Entries from a visual dataset
•••

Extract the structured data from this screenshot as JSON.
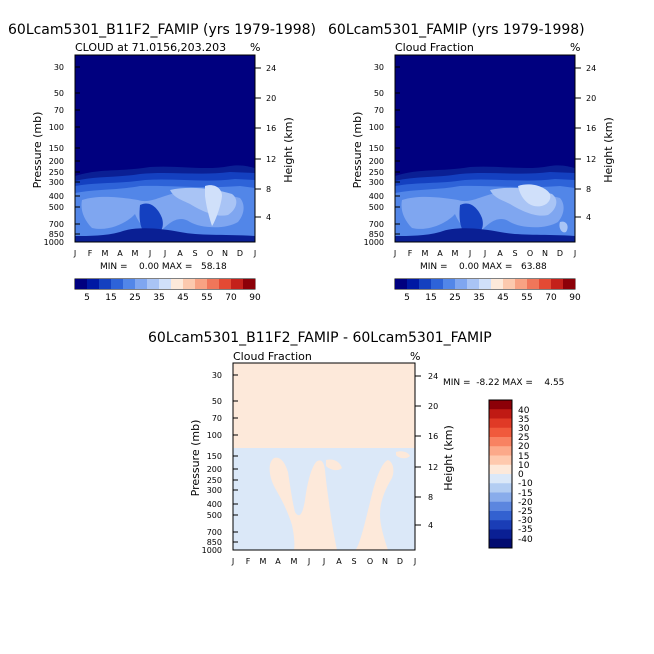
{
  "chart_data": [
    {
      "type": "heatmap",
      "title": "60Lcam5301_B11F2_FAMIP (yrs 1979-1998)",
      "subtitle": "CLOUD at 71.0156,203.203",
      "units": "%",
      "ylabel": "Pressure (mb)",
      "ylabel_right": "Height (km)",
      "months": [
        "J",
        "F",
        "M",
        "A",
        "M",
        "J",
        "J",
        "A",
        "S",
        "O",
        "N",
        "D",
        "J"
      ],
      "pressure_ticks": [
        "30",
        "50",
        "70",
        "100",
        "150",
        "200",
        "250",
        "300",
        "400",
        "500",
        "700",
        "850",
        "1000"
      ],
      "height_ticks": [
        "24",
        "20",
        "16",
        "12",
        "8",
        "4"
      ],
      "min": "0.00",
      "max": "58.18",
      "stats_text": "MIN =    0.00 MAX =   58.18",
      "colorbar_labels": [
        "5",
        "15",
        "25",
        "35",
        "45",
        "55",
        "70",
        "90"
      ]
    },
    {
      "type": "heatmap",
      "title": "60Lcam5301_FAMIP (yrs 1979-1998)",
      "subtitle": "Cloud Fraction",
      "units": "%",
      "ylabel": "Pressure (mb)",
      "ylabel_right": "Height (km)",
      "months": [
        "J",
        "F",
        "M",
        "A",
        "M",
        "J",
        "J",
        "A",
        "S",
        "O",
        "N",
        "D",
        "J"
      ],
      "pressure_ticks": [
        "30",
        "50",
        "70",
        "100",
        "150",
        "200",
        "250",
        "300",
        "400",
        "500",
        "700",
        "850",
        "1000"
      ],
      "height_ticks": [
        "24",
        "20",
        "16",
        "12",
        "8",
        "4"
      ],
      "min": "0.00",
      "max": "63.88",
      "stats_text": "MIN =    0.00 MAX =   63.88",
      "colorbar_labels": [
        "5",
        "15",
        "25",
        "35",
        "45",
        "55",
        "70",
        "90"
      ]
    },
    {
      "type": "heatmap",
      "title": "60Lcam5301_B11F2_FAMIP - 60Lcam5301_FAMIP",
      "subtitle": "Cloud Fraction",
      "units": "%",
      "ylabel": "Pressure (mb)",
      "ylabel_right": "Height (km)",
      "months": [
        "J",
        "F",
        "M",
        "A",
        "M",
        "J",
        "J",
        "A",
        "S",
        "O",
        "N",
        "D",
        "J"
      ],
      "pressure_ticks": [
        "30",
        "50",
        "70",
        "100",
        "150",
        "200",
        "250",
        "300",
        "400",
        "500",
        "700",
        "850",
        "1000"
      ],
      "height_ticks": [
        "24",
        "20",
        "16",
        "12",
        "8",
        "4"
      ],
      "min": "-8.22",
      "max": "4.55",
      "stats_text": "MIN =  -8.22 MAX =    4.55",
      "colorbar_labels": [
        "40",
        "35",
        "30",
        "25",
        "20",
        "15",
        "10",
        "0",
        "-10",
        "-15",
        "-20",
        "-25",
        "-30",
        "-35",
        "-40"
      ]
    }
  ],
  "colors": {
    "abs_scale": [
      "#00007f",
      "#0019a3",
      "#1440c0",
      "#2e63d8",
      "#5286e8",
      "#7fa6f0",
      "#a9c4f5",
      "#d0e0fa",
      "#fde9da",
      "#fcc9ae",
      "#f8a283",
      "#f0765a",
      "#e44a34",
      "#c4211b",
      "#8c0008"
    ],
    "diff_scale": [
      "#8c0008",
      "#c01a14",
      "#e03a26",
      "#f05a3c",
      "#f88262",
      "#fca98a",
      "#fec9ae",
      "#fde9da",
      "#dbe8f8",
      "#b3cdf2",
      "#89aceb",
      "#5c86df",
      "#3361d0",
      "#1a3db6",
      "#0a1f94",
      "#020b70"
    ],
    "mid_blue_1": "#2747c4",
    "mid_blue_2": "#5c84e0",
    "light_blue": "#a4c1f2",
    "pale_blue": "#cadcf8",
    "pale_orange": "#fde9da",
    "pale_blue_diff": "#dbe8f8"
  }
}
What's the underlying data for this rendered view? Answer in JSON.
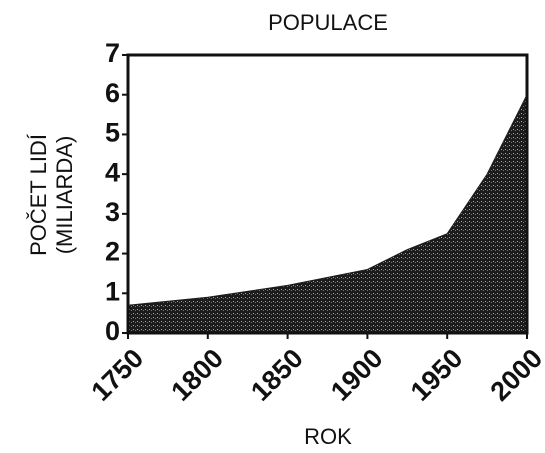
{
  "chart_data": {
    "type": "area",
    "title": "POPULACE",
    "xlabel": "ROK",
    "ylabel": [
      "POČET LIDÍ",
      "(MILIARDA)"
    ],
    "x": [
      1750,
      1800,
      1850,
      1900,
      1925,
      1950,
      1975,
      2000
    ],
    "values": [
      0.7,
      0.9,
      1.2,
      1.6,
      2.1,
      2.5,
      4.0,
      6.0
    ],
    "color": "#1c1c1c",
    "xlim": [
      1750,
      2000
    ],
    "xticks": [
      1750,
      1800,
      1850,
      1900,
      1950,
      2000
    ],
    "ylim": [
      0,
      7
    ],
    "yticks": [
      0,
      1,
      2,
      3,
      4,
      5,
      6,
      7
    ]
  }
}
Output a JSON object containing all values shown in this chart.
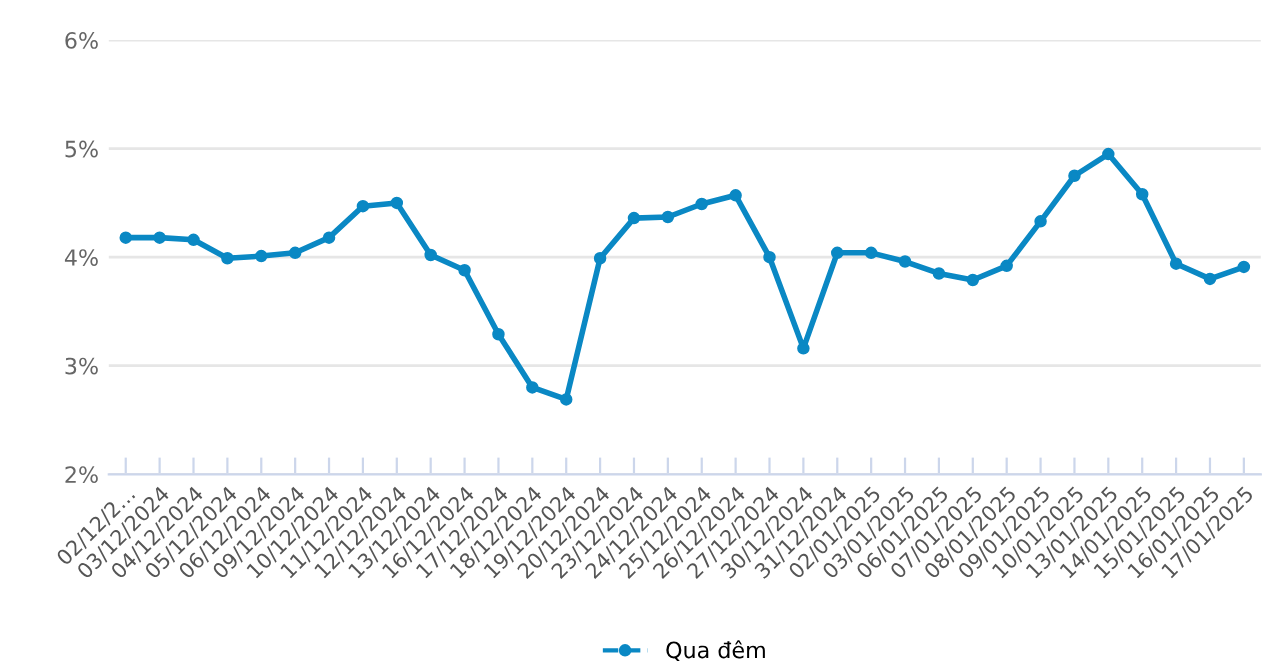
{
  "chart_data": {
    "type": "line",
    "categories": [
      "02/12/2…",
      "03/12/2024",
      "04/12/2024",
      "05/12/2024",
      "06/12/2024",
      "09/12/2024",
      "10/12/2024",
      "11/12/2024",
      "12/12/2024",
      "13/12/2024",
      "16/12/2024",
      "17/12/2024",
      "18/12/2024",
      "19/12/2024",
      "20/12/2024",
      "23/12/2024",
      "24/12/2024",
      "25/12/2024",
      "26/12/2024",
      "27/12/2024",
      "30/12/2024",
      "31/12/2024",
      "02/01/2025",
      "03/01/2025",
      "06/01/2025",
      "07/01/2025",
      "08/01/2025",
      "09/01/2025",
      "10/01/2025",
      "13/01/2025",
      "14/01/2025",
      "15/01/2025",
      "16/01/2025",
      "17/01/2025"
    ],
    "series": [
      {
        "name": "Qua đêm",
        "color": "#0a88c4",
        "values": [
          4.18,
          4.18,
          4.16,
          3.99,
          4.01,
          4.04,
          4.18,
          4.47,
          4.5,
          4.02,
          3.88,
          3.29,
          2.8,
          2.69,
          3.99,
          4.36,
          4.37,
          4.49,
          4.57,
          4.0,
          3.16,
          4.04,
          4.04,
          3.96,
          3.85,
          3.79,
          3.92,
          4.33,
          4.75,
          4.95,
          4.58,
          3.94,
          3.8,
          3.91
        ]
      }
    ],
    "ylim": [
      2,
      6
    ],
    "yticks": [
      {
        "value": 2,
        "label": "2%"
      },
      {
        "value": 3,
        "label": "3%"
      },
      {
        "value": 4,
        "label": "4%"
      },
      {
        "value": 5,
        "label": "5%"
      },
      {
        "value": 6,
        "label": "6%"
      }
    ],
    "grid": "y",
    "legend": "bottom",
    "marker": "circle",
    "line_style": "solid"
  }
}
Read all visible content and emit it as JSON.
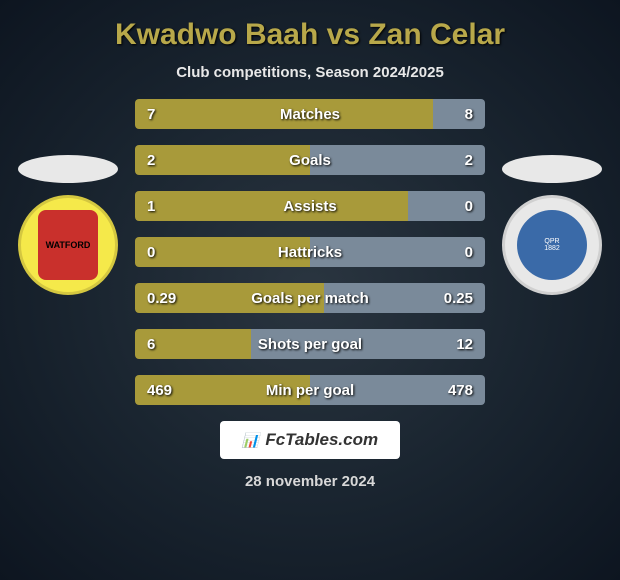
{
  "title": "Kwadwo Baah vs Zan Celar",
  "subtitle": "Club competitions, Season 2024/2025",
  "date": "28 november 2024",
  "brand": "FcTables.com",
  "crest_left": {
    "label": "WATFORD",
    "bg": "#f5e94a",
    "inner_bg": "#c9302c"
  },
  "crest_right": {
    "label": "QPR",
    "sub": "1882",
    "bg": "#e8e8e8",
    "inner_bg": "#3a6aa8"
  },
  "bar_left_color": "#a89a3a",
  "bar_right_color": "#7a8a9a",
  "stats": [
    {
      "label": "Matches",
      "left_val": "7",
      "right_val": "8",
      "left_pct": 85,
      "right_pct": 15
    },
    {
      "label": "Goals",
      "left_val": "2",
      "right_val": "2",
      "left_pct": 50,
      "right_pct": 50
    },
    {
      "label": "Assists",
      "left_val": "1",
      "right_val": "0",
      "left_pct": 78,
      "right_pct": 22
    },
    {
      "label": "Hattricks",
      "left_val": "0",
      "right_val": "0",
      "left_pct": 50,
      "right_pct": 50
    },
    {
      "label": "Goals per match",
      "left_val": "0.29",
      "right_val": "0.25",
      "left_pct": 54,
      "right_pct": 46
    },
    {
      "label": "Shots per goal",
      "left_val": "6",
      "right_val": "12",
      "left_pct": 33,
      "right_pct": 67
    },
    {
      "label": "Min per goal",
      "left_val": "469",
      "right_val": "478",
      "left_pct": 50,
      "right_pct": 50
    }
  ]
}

•••

Exercise description: Extract every line from the records above that contains the word "this".

Exercise answer:
Extract the structured data from this screenshot as JSON.
What's the underlying data for this rendered view? Answer in JSON.
Output a JSON object containing all values shown in this chart.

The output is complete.